=== SOURCE MATERIAL ===

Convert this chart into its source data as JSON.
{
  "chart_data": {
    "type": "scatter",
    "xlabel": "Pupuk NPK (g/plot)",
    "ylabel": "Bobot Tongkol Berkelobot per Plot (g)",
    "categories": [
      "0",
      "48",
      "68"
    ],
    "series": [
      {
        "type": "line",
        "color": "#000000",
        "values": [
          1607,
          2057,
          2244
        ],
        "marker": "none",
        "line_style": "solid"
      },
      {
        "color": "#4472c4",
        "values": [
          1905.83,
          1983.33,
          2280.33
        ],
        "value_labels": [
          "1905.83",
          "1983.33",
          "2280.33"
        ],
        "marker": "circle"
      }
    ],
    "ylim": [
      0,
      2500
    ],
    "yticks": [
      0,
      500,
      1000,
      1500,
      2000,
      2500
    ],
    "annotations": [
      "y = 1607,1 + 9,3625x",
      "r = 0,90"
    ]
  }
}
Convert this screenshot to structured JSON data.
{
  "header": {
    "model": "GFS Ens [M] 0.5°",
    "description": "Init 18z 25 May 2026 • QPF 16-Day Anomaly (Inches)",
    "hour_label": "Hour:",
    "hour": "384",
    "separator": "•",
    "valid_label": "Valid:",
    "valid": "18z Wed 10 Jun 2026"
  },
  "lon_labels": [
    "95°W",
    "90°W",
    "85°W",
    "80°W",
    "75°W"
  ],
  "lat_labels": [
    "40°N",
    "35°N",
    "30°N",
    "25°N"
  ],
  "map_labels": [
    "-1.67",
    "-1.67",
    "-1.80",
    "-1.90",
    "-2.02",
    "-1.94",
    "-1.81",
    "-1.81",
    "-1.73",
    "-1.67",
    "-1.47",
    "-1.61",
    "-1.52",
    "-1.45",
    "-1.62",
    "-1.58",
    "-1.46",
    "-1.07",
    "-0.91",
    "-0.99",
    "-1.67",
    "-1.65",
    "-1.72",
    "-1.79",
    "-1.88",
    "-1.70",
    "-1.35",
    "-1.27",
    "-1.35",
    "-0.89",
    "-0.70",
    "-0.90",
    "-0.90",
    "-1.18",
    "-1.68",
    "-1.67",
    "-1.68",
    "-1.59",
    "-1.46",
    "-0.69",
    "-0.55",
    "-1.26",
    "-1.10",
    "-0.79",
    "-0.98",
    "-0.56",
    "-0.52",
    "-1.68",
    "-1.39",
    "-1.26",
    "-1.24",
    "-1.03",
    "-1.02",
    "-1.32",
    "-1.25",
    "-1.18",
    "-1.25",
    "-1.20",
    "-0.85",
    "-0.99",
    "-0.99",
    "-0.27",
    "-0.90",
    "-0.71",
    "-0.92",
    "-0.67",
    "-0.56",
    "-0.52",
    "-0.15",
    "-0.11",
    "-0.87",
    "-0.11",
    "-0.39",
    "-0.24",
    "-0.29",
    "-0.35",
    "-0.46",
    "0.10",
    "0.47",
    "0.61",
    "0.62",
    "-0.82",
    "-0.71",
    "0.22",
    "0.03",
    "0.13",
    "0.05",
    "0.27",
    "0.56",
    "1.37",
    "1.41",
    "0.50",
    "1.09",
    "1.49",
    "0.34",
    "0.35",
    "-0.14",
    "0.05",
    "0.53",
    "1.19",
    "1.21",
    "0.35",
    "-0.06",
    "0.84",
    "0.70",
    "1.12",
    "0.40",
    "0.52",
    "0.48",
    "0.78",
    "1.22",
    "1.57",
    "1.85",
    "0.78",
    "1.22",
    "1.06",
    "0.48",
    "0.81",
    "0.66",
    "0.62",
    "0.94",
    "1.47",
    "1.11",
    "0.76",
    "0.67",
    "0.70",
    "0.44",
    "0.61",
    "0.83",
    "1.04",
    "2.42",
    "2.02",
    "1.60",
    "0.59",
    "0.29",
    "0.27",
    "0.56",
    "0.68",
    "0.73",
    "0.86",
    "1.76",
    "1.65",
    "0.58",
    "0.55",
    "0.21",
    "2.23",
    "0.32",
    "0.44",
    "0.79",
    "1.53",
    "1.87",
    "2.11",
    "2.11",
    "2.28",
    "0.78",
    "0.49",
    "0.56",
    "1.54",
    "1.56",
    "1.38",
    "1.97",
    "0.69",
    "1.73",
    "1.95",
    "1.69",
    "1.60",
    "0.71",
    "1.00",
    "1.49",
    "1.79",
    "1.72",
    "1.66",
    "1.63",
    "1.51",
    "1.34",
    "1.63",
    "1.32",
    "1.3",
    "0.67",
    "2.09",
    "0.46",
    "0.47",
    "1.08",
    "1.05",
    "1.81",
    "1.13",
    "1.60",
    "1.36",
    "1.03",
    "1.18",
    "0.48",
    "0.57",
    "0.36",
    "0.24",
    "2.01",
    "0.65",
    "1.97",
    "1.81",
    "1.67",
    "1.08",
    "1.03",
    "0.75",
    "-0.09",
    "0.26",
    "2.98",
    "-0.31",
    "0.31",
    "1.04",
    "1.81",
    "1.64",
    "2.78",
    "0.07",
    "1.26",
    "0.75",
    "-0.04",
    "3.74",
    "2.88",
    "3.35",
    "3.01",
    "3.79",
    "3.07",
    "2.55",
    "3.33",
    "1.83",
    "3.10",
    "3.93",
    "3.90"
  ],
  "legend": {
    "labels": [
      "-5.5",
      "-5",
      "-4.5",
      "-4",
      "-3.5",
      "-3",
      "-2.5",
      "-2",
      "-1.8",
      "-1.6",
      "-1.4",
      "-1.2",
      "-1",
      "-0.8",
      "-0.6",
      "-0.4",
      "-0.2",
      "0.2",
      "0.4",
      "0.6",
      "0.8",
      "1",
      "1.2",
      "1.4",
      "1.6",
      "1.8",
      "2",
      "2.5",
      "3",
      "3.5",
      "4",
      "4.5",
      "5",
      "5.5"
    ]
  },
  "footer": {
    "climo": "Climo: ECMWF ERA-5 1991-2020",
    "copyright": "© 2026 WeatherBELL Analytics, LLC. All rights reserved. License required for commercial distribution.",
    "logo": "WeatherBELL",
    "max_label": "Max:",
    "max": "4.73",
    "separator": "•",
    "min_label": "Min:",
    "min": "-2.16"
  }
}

===

* WHAT IS BEING ASKED: Each line of the material above needs to be quoted exactly, please.

* OUTPUT FOR THIS TASK:
Convert this chart into its source data as JSON.
{
  "chart_data": {
    "type": "scatter",
    "xlabel": "Pupuk NPK (g/plot)",
    "ylabel": "Bobot Tongkol Berkelobot per Plot (g)",
    "categories": [
      "0",
      "48",
      "68"
    ],
    "series": [
      {
        "type": "line",
        "color": "#000000",
        "values": [
          1607,
          2057,
          2244
        ],
        "marker": "none",
        "line_style": "solid"
      },
      {
        "color": "#4472c4",
        "values": [
          1905.83,
          1983.33,
          2280.33
        ],
        "value_labels": [
          "1905.83",
          "1983.33",
          "2280.33"
        ],
        "marker": "circle"
      }
    ],
    "ylim": [
      0,
      2500
    ],
    "yticks": [
      0,
      500,
      1000,
      1500,
      2000,
      2500
    ],
    "annotations": [
      "y = 1607,1 + 9,3625x",
      "r = 0,90"
    ]
  }
}
Convert this screenshot to structured JSON data.
{
  "header": {
    "model": "GFS Ens [M] 0.5°",
    "description": "Init 18z 25 May 2026 • QPF 16-Day Anomaly (Inches)",
    "hour_label": "Hour:",
    "hour": "384",
    "separator": "•",
    "valid_label": "Valid:",
    "valid": "18z Wed 10 Jun 2026"
  },
  "lon_labels": [
    "95°W",
    "90°W",
    "85°W",
    "80°W",
    "75°W"
  ],
  "lat_labels": [
    "40°N",
    "35°N",
    "30°N",
    "25°N"
  ],
  "map_labels": [
    "-1.67",
    "-1.67",
    "-1.80",
    "-1.90",
    "-2.02",
    "-1.94",
    "-1.81",
    "-1.81",
    "-1.73",
    "-1.67",
    "-1.47",
    "-1.61",
    "-1.52",
    "-1.45",
    "-1.62",
    "-1.58",
    "-1.46",
    "-1.07",
    "-0.91",
    "-0.99",
    "-1.67",
    "-1.65",
    "-1.72",
    "-1.79",
    "-1.88",
    "-1.70",
    "-1.35",
    "-1.27",
    "-1.35",
    "-0.89",
    "-0.70",
    "-0.90",
    "-0.90",
    "-1.18",
    "-1.68",
    "-1.67",
    "-1.68",
    "-1.59",
    "-1.46",
    "-0.69",
    "-0.55",
    "-1.26",
    "-1.10",
    "-0.79",
    "-0.98",
    "-0.56",
    "-0.52",
    "-1.68",
    "-1.39",
    "-1.26",
    "-1.24",
    "-1.03",
    "-1.02",
    "-1.32",
    "-1.25",
    "-1.18",
    "-1.25",
    "-1.20",
    "-0.85",
    "-0.99",
    "-0.99",
    "-0.27",
    "-0.90",
    "-0.71",
    "-0.92",
    "-0.67",
    "-0.56",
    "-0.52",
    "-0.15",
    "-0.11",
    "-0.87",
    "-0.11",
    "-0.39",
    "-0.24",
    "-0.29",
    "-0.35",
    "-0.46",
    "0.10",
    "0.47",
    "0.61",
    "0.62",
    "-0.82",
    "-0.71",
    "0.22",
    "0.03",
    "0.13",
    "0.05",
    "0.27",
    "0.56",
    "1.37",
    "1.41",
    "0.50",
    "1.09",
    "1.49",
    "0.34",
    "0.35",
    "-0.14",
    "0.05",
    "0.53",
    "1.19",
    "1.21",
    "0.35",
    "-0.06",
    "0.84",
    "0.70",
    "1.12",
    "0.40",
    "0.52",
    "0.48",
    "0.78",
    "1.22",
    "1.57",
    "1.85",
    "0.78",
    "1.22",
    "1.06",
    "0.48",
    "0.81",
    "0.66",
    "0.62",
    "0.94",
    "1.47",
    "1.11",
    "0.76",
    "0.67",
    "0.70",
    "0.44",
    "0.61",
    "0.83",
    "1.04",
    "2.42",
    "2.02",
    "1.60",
    "0.59",
    "0.29",
    "0.27",
    "0.56",
    "0.68",
    "0.73",
    "0.86",
    "1.76",
    "1.65",
    "0.58",
    "0.55",
    "0.21",
    "2.23",
    "0.32",
    "0.44",
    "0.79",
    "1.53",
    "1.87",
    "2.11",
    "2.11",
    "2.28",
    "0.78",
    "0.49",
    "0.56",
    "1.54",
    "1.56",
    "1.38",
    "1.97",
    "0.69",
    "1.73",
    "1.95",
    "1.69",
    "1.60",
    "0.71",
    "1.00",
    "1.49",
    "1.79",
    "1.72",
    "1.66",
    "1.63",
    "1.51",
    "1.34",
    "1.63",
    "1.32",
    "1.3",
    "0.67",
    "2.09",
    "0.46",
    "0.47",
    "1.08",
    "1.05",
    "1.81",
    "1.13",
    "1.60",
    "1.36",
    "1.03",
    "1.18",
    "0.48",
    "0.57",
    "0.36",
    "0.24",
    "2.01",
    "0.65",
    "1.97",
    "1.81",
    "1.67",
    "1.08",
    "1.03",
    "0.75",
    "-0.09",
    "0.26",
    "2.98",
    "-0.31",
    "0.31",
    "1.04",
    "1.81",
    "1.64",
    "2.78",
    "0.07",
    "1.26",
    "0.75",
    "-0.04",
    "3.74",
    "2.88",
    "3.35",
    "3.01",
    "3.79",
    "3.07",
    "2.55",
    "3.33",
    "1.83",
    "3.10",
    "3.93",
    "3.90"
  ],
  "legend": {
    "labels": [
      "-5.5",
      "-5",
      "-4.5",
      "-4",
      "-3.5",
      "-3",
      "-2.5",
      "-2",
      "-1.8",
      "-1.6",
      "-1.4",
      "-1.2",
      "-1",
      "-0.8",
      "-0.6",
      "-0.4",
      "-0.2",
      "0.2",
      "0.4",
      "0.6",
      "0.8",
      "1",
      "1.2",
      "1.4",
      "1.6",
      "1.8",
      "2",
      "2.5",
      "3",
      "3.5",
      "4",
      "4.5",
      "5",
      "5.5"
    ]
  },
  "footer": {
    "climo": "Climo: ECMWF ERA-5 1991-2020",
    "copyright": "© 2026 WeatherBELL Analytics, LLC. All rights reserved. License required for commercial distribution.",
    "logo": "WeatherBELL",
    "max_label": "Max:",
    "max": "4.73",
    "separator": "•",
    "min_label": "Min:",
    "min": "-2.16"
  }
}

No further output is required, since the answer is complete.